#### [What to do]
Copy the listing below line for line, leaving out the picture.
******
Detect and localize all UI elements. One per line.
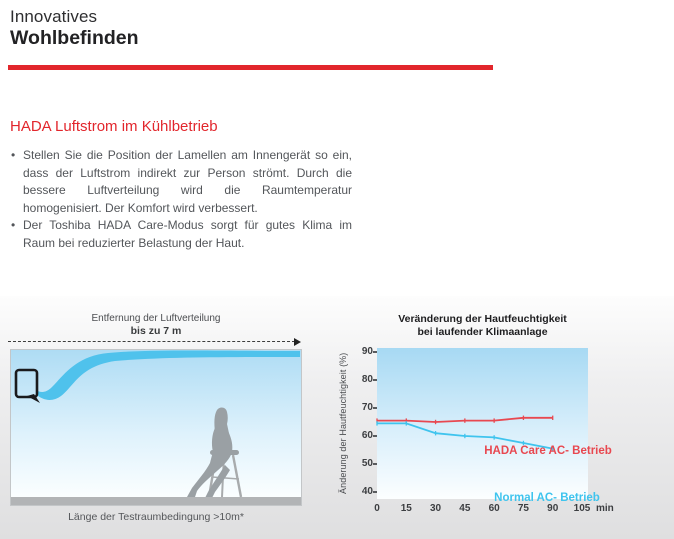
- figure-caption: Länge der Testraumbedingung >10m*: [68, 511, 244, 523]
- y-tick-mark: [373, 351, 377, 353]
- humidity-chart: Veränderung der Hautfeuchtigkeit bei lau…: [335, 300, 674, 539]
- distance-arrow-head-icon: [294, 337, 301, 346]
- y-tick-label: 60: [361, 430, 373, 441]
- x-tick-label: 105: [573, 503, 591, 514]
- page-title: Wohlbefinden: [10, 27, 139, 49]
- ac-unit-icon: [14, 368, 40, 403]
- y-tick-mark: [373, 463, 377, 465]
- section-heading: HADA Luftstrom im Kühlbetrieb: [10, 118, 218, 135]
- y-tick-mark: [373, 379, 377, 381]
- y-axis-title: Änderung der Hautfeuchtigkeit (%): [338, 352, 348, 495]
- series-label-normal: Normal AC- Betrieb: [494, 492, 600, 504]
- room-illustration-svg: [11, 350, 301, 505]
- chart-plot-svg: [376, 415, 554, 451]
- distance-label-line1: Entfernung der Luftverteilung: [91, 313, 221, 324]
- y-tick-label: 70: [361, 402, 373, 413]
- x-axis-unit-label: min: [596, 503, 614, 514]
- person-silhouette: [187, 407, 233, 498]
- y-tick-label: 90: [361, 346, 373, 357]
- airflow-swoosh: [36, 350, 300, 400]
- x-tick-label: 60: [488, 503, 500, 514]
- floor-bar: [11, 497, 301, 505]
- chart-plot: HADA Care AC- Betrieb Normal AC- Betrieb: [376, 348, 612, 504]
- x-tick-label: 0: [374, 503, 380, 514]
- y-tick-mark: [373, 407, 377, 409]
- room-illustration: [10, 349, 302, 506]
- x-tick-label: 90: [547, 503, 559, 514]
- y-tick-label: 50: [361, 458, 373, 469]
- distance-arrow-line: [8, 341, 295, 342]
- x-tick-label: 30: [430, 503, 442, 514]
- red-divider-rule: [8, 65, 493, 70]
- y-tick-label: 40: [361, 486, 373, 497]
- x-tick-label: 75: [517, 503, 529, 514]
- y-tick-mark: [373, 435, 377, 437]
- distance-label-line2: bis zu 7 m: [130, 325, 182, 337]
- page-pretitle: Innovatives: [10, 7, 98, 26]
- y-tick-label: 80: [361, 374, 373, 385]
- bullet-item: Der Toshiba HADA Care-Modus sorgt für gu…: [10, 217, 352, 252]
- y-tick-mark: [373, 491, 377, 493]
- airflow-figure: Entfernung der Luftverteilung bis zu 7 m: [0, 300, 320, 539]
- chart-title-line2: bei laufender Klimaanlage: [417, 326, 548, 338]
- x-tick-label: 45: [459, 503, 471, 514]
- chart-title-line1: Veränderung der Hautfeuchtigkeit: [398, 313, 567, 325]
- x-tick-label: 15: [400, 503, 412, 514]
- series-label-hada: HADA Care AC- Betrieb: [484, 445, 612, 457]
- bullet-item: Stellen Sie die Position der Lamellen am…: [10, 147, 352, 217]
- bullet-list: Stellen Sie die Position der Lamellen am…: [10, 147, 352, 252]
******
#### [Completed exercise]
Detect and localize all UI elements. One per line.
- figure-caption: Länge der Testraumbedingung >10m*: [68, 511, 244, 523]
- y-tick-mark: [373, 351, 377, 353]
- humidity-chart: Veränderung der Hautfeuchtigkeit bei lau…: [335, 300, 674, 539]
- distance-arrow-head-icon: [294, 337, 301, 346]
- y-tick-label: 60: [361, 430, 373, 441]
- x-tick-label: 105: [573, 503, 591, 514]
- page-title: Wohlbefinden: [10, 27, 139, 49]
- ac-unit-icon: [14, 368, 40, 403]
- y-tick-mark: [373, 463, 377, 465]
- section-heading: HADA Luftstrom im Kühlbetrieb: [10, 118, 218, 135]
- y-tick-mark: [373, 379, 377, 381]
- y-axis-title: Änderung der Hautfeuchtigkeit (%): [338, 352, 348, 495]
- series-label-normal: Normal AC- Betrieb: [494, 492, 600, 504]
- room-illustration-svg: [11, 350, 301, 505]
- chart-plot-svg: [376, 415, 554, 451]
- distance-label-line1: Entfernung der Luftverteilung: [91, 313, 221, 324]
- y-tick-label: 70: [361, 402, 373, 413]
- x-axis-unit-label: min: [596, 503, 614, 514]
- person-silhouette: [187, 407, 233, 498]
- y-tick-label: 90: [361, 346, 373, 357]
- airflow-swoosh: [36, 350, 300, 400]
- x-tick-label: 60: [488, 503, 500, 514]
- floor-bar: [11, 497, 301, 505]
- chart-plot: HADA Care AC- Betrieb Normal AC- Betrieb: [376, 348, 612, 504]
- x-tick-label: 0: [374, 503, 380, 514]
- y-tick-mark: [373, 407, 377, 409]
- room-illustration: [10, 349, 302, 506]
- x-tick-label: 90: [547, 503, 559, 514]
- y-tick-label: 50: [361, 458, 373, 469]
- distance-arrow-line: [8, 341, 295, 342]
- x-tick-label: 30: [430, 503, 442, 514]
- red-divider-rule: [8, 65, 493, 70]
- y-tick-label: 40: [361, 486, 373, 497]
- x-tick-label: 75: [517, 503, 529, 514]
- y-tick-mark: [373, 435, 377, 437]
- distance-label-line2: bis zu 7 m: [130, 325, 182, 337]
- page-pretitle: Innovatives: [10, 7, 98, 26]
- y-tick-label: 80: [361, 374, 373, 385]
- bullet-item: Der Toshiba HADA Care-Modus sorgt für gu…: [10, 217, 352, 252]
- y-tick-mark: [373, 491, 377, 493]
- airflow-figure: Entfernung der Luftverteilung bis zu 7 m: [0, 300, 320, 539]
- chart-title-line2: bei laufender Klimaanlage: [417, 326, 548, 338]
- x-tick-label: 45: [459, 503, 471, 514]
- chart-title-line1: Veränderung der Hautfeuchtigkeit: [398, 313, 567, 325]
- x-tick-label: 15: [400, 503, 412, 514]
- series-label-hada: HADA Care AC- Betrieb: [484, 445, 612, 457]
- bullet-item: Stellen Sie die Position der Lamellen am…: [10, 147, 352, 217]
- bullet-list: Stellen Sie die Position der Lamellen am…: [10, 147, 352, 252]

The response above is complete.